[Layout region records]
* BEGIN *
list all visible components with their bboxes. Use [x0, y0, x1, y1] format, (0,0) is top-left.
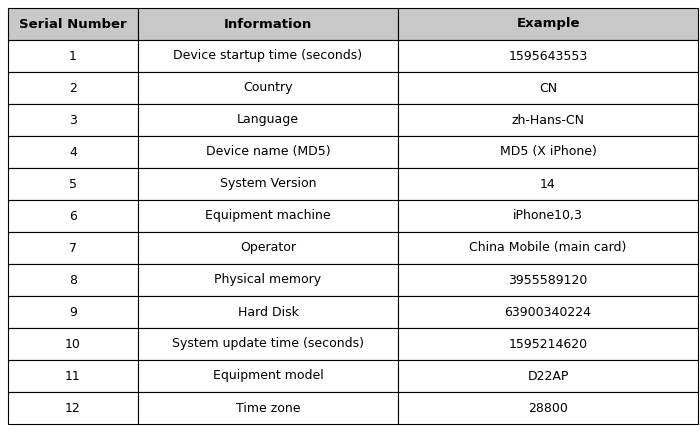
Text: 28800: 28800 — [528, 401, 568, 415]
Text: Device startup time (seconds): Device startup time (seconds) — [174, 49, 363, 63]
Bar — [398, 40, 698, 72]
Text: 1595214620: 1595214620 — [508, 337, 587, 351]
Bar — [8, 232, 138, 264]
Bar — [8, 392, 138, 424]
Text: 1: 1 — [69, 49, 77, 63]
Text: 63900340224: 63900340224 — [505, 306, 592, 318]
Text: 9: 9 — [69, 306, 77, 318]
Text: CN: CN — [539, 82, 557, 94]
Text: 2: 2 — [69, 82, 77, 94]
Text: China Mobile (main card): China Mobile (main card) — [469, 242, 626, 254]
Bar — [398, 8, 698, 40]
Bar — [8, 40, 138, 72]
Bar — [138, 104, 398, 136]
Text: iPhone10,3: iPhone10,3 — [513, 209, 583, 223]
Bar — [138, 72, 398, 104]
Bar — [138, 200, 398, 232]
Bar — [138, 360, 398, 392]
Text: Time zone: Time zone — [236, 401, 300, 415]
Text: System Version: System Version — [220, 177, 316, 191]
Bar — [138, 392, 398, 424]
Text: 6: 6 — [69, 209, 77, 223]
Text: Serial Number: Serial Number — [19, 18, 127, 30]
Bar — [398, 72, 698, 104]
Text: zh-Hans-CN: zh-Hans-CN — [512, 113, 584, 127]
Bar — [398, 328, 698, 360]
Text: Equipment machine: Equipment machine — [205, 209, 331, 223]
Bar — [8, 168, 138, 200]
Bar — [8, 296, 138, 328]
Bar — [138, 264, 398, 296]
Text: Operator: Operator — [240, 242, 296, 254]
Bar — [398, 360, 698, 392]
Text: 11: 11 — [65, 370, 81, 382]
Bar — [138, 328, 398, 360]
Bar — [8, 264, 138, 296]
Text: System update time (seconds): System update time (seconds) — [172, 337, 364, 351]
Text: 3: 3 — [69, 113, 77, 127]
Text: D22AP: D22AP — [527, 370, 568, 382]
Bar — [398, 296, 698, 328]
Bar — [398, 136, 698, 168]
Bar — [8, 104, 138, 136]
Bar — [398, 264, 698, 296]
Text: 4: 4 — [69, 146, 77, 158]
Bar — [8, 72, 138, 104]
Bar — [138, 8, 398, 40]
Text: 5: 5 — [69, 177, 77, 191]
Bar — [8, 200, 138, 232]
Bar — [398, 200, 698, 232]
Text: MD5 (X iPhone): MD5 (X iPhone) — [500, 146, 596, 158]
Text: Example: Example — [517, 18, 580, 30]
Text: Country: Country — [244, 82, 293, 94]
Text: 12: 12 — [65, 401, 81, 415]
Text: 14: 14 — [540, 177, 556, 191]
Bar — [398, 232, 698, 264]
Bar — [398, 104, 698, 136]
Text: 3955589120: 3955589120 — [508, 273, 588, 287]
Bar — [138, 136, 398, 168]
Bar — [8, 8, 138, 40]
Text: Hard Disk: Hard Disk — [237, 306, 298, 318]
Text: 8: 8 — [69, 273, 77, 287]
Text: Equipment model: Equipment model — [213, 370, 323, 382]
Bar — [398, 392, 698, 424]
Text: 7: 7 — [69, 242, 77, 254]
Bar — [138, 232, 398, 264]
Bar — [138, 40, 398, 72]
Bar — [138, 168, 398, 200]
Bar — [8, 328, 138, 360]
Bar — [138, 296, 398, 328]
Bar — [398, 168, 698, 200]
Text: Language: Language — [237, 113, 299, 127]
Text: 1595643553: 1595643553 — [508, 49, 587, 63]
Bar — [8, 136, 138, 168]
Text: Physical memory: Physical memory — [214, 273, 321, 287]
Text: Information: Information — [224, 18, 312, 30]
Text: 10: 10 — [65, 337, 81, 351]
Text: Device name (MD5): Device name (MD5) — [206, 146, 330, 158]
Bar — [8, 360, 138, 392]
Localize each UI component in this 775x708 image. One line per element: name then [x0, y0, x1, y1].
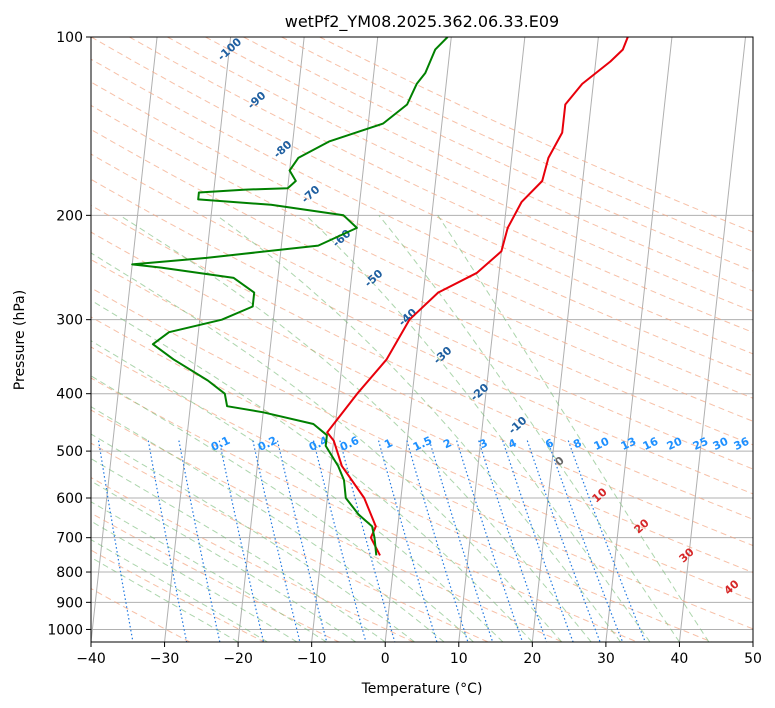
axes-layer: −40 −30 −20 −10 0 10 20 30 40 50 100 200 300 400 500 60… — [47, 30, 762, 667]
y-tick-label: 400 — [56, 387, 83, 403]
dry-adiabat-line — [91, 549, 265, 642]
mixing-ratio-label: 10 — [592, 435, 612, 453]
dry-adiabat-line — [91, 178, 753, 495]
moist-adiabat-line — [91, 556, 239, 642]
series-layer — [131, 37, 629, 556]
* END *
(The problem) Convert every line of the records into a Markdown table with two columns, No. and Entry, giving each line its row number and omitting blank lines. Leave the pictures out of the answer.

(Written response)
| No. | Entry |
|---|---|
| 1 | list all visible components with their bboxes. Use [x0, y0, x1, y1] format, (0,0) is top-left. |
| 2 | Text: 28800: 28800 — [528, 401, 568, 415] |
| 3 | Text: Device startup time (seconds): Device startup time (seconds) — [174, 49, 363, 63] |
| 4 | Bar — [398, 40, 698, 72] |
| 5 | Text: 1595214620: 1595214620 — [508, 337, 587, 351] |
| 6 | Bar — [8, 232, 138, 264] |
| 7 | Bar — [8, 392, 138, 424] |
| 8 | Text: 1: 1 — [69, 49, 77, 63] |
| 9 | Text: 63900340224: 63900340224 — [505, 306, 592, 318] |
| 10 | Text: 9: 9 — [69, 306, 77, 318] |
| 11 | Text: CN: CN — [539, 82, 557, 94] |
| 12 | Text: 2: 2 — [69, 82, 77, 94] |
| 13 | Text: China Mobile (main card): China Mobile (main card) — [469, 242, 626, 254] |
| 14 | Bar — [398, 8, 698, 40] |
| 15 | Bar — [8, 40, 138, 72] |
| 16 | Bar — [138, 104, 398, 136] |
| 17 | Text: iPhone10,3: iPhone10,3 — [513, 209, 583, 223] |
| 18 | Bar — [138, 72, 398, 104] |
| 19 | Bar — [138, 200, 398, 232] |
| 20 | Bar — [138, 360, 398, 392] |
| 21 | Text: Time zone: Time zone — [236, 401, 300, 415] |
| 22 | Text: System Version: System Version — [220, 177, 316, 191] |
| 23 | Bar — [138, 392, 398, 424] |
| 24 | Text: 6: 6 — [69, 209, 77, 223] |
| 25 | Text: Serial Number: Serial Number — [19, 18, 127, 30] |
| 26 | Bar — [398, 72, 698, 104] |
| 27 | Text: zh-Hans-CN: zh-Hans-CN — [512, 113, 584, 127] |
| 28 | Bar — [398, 328, 698, 360] |
| 29 | Text: Equipment machine: Equipment machine — [205, 209, 331, 223] |
| 30 | Bar — [8, 168, 138, 200] |
| 31 | Bar — [8, 296, 138, 328] |
| 32 | Bar — [138, 264, 398, 296] |
| 33 | Text: Operator: Operator — [240, 242, 296, 254] |
| 34 | Bar — [398, 360, 698, 392] |
| 35 | Text: 11: 11 — [65, 370, 81, 382] |
| 36 | Bar — [138, 328, 398, 360] |
| 37 | Bar — [8, 264, 138, 296] |
| 38 | Text: System update time (seconds): System update time (seconds) — [172, 337, 364, 351] |
| 39 | Text: 3: 3 — [69, 113, 77, 127] |
| 40 | Text: D22AP: D22AP — [527, 370, 568, 382] |
| 41 | Bar — [398, 296, 698, 328] |
| 42 | Bar — [398, 136, 698, 168] |
| 43 | Bar — [8, 104, 138, 136] |
| 44 | Bar — [398, 264, 698, 296] |
| 45 | Text: 4: 4 — [69, 146, 77, 158] |
| 46 | Bar — [8, 72, 138, 104] |
| 47 | Bar — [138, 8, 398, 40] |
| 48 | Text: 5: 5 — [69, 177, 77, 191] |
| 49 | Bar — [8, 200, 138, 232] |
| 50 | Bar — [398, 200, 698, 232] |
| 51 | Text: MD5 (X iPhone): MD5 (X iPhone) — [500, 146, 596, 158] |
| 52 | Text: Example: Example — [517, 18, 580, 30] |
| 53 | Text: Country: Country — [244, 82, 293, 94] |
| 54 | Text: 12: 12 — [65, 401, 81, 415] |
| 55 | Text: 14: 14 — [540, 177, 556, 191] |
| 56 | Bar — [398, 232, 698, 264] |
| 57 | Bar — [398, 104, 698, 136] |
| 58 | Text: 3955589120: 3955589120 — [508, 273, 588, 287] |
| 59 | Bar — [138, 136, 398, 168] |
| 60 | Bar — [8, 8, 138, 40] |
| 61 | Text: Hard Disk: Hard Disk — [237, 306, 298, 318] |
| 62 | Text: 8: 8 — [69, 273, 77, 287] |
| 63 | Text: Equipment model: Equipment model — [213, 370, 323, 382] |
| 64 | Bar — [398, 392, 698, 424] |
| 65 | Text: 7: 7 — [69, 242, 77, 254] |
| 66 | Bar — [138, 232, 398, 264] |
| 67 | Bar — [138, 40, 398, 72] |
| 68 | Bar — [138, 168, 398, 200] |
| 69 | Bar — [8, 328, 138, 360] |
| 70 | Bar — [138, 296, 398, 328] |
| 71 | Bar — [398, 168, 698, 200] |
| 72 | Text: Language: Language — [237, 113, 299, 127] |
| 73 | Text: 1595643553: 1595643553 — [508, 49, 587, 63] |
| 74 | Bar — [8, 136, 138, 168] |
| 75 | Text: Physical memory: Physical memory — [214, 273, 321, 287] |
| 76 | Text: Information: Information — [224, 18, 312, 30] |
| 77 | Text: 10: 10 — [65, 337, 81, 351] |
| 78 | Text: Device name (MD5): Device name (MD5) — [206, 146, 330, 158] |
| 79 | Bar — [8, 360, 138, 392] |
| 80 | Localize each UI component in this 775x708 image. One line per element: name then [x0, y0, x1, y1]. |
| 81 | axes-layer: −40 −30 −20 −10 0 10 20 30 40 50 100 200 300 400 500 60… — [47, 30, 762, 667] |
| 82 | y-tick-label: 400 — [56, 387, 83, 403] |
| 83 | dry-adiabat-line — [91, 549, 265, 642] |
| 84 | mixing-ratio-label: 10 — [592, 435, 612, 453] |
| 85 | dry-adiabat-line — [91, 178, 753, 495] |
| 86 | moist-adiabat-line — [91, 556, 239, 642] |
| 87 | series-layer — [131, 37, 629, 556] |